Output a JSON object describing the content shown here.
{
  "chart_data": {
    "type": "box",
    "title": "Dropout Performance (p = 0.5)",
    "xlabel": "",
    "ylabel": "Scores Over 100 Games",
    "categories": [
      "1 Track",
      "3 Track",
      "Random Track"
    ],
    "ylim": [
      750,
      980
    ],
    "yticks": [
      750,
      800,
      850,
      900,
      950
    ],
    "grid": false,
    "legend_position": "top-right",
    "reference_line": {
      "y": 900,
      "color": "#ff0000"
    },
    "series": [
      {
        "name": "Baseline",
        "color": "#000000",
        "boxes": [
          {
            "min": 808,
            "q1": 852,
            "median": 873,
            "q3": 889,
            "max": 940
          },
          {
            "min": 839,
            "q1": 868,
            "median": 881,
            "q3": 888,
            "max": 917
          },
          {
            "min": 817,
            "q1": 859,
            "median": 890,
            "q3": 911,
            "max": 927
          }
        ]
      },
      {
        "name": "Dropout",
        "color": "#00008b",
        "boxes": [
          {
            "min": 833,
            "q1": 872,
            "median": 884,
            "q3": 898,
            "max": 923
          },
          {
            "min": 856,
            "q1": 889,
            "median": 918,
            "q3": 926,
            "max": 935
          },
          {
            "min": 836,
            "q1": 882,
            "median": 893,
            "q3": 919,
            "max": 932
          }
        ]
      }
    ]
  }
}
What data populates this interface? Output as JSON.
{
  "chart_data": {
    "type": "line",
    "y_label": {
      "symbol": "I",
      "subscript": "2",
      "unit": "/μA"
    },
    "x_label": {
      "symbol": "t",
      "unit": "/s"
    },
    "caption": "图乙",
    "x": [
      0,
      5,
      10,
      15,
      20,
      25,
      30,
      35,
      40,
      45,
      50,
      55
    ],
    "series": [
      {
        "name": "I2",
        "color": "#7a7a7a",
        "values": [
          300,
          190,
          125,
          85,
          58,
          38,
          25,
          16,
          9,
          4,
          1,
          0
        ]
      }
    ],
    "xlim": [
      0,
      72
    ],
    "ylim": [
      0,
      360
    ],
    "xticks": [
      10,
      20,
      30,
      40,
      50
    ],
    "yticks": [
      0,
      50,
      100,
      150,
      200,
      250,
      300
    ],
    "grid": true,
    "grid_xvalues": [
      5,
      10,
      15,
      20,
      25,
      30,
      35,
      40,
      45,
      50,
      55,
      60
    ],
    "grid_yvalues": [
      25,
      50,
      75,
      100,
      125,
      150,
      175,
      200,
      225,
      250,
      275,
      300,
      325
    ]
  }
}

WHAT THE TASK REQUIRES: Return all of the entries exactly as written.

WORKED SOLUTION:
Output a JSON object describing the content shown here.
{
  "chart_data": {
    "type": "box",
    "title": "Dropout Performance (p = 0.5)",
    "xlabel": "",
    "ylabel": "Scores Over 100 Games",
    "categories": [
      "1 Track",
      "3 Track",
      "Random Track"
    ],
    "ylim": [
      750,
      980
    ],
    "yticks": [
      750,
      800,
      850,
      900,
      950
    ],
    "grid": false,
    "legend_position": "top-right",
    "reference_line": {
      "y": 900,
      "color": "#ff0000"
    },
    "series": [
      {
        "name": "Baseline",
        "color": "#000000",
        "boxes": [
          {
            "min": 808,
            "q1": 852,
            "median": 873,
            "q3": 889,
            "max": 940
          },
          {
            "min": 839,
            "q1": 868,
            "median": 881,
            "q3": 888,
            "max": 917
          },
          {
            "min": 817,
            "q1": 859,
            "median": 890,
            "q3": 911,
            "max": 927
          }
        ]
      },
      {
        "name": "Dropout",
        "color": "#00008b",
        "boxes": [
          {
            "min": 833,
            "q1": 872,
            "median": 884,
            "q3": 898,
            "max": 923
          },
          {
            "min": 856,
            "q1": 889,
            "median": 918,
            "q3": 926,
            "max": 935
          },
          {
            "min": 836,
            "q1": 882,
            "median": 893,
            "q3": 919,
            "max": 932
          }
        ]
      }
    ]
  }
}
What data populates this interface? Output as JSON.
{
  "chart_data": {
    "type": "line",
    "y_label": {
      "symbol": "I",
      "subscript": "2",
      "unit": "/μA"
    },
    "x_label": {
      "symbol": "t",
      "unit": "/s"
    },
    "caption": "图乙",
    "x": [
      0,
      5,
      10,
      15,
      20,
      25,
      30,
      35,
      40,
      45,
      50,
      55
    ],
    "series": [
      {
        "name": "I2",
        "color": "#7a7a7a",
        "values": [
          300,
          190,
          125,
          85,
          58,
          38,
          25,
          16,
          9,
          4,
          1,
          0
        ]
      }
    ],
    "xlim": [
      0,
      72
    ],
    "ylim": [
      0,
      360
    ],
    "xticks": [
      10,
      20,
      30,
      40,
      50
    ],
    "yticks": [
      0,
      50,
      100,
      150,
      200,
      250,
      300
    ],
    "grid": true,
    "grid_xvalues": [
      5,
      10,
      15,
      20,
      25,
      30,
      35,
      40,
      45,
      50,
      55,
      60
    ],
    "grid_yvalues": [
      25,
      50,
      75,
      100,
      125,
      150,
      175,
      200,
      225,
      250,
      275,
      300,
      325
    ]
  }
}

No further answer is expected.